[Records excerpted from a collection]
────────────────
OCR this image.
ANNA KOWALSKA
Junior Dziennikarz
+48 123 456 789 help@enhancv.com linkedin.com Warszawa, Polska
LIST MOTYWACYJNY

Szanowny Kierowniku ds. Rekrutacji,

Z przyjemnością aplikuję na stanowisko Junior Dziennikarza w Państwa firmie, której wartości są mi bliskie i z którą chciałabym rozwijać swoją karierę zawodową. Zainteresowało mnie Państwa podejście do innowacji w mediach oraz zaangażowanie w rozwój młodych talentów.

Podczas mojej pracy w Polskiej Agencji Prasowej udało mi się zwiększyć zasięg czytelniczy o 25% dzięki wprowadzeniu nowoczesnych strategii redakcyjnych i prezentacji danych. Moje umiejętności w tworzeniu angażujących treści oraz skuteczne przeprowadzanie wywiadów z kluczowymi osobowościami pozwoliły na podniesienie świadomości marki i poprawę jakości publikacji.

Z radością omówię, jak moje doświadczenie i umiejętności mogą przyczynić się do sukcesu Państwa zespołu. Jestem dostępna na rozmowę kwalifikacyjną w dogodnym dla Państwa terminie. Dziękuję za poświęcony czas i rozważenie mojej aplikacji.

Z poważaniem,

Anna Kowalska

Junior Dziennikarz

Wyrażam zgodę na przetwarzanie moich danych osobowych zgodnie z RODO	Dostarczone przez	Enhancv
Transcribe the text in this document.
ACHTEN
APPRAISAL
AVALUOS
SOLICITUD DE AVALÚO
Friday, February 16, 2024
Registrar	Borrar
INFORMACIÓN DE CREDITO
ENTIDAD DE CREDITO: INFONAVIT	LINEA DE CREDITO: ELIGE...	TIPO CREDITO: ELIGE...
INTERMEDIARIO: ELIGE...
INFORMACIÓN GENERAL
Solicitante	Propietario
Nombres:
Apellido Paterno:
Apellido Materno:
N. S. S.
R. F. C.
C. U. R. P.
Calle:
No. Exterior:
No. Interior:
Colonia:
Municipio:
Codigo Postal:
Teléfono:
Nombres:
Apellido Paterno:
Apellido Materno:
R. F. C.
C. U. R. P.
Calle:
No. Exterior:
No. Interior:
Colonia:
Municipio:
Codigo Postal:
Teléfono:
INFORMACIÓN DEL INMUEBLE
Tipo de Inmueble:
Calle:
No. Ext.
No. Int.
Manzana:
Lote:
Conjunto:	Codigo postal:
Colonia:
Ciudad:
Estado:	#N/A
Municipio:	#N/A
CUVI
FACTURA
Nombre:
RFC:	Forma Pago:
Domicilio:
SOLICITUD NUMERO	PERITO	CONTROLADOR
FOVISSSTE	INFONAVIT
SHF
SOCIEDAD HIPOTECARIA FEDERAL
────────────────
* [Your goal]: Extract, exactly, the lines above that begin at the line containing "Transcribe the text in this document." and end at the final line of the records; add no other text.

* [Response to this exercise]:
Transcribe the text in this document.
ACHTEN
APPRAISAL
AVALUOS
SOLICITUD DE AVALÚO
Friday, February 16, 2024
Registrar	Borrar
INFORMACIÓN DE CREDITO
ENTIDAD DE CREDITO: INFONAVIT	LINEA DE CREDITO: ELIGE...	TIPO CREDITO: ELIGE...
INTERMEDIARIO: ELIGE...
INFORMACIÓN GENERAL
Solicitante	Propietario
Nombres:
Apellido Paterno:
Apellido Materno:
N. S. S.
R. F. C.
C. U. R. P.
Calle:
No. Exterior:
No. Interior:
Colonia:
Municipio:
Codigo Postal:
Teléfono:
Nombres:
Apellido Paterno:
Apellido Materno:
R. F. C.
C. U. R. P.
Calle:
No. Exterior:
No. Interior:
Colonia:
Municipio:
Codigo Postal:
Teléfono:
INFORMACIÓN DEL INMUEBLE
Tipo de Inmueble:
Calle:
No. Ext.
No. Int.
Manzana:
Lote:
Conjunto:	Codigo postal:
Colonia:
Ciudad:
Estado:	#N/A
Municipio:	#N/A
CUVI
FACTURA
Nombre:
RFC:	Forma Pago:
Domicilio:
SOLICITUD NUMERO	PERITO	CONTROLADOR
FOVISSSTE	INFONAVIT
SHF
SOCIEDAD HIPOTECARIA FEDERAL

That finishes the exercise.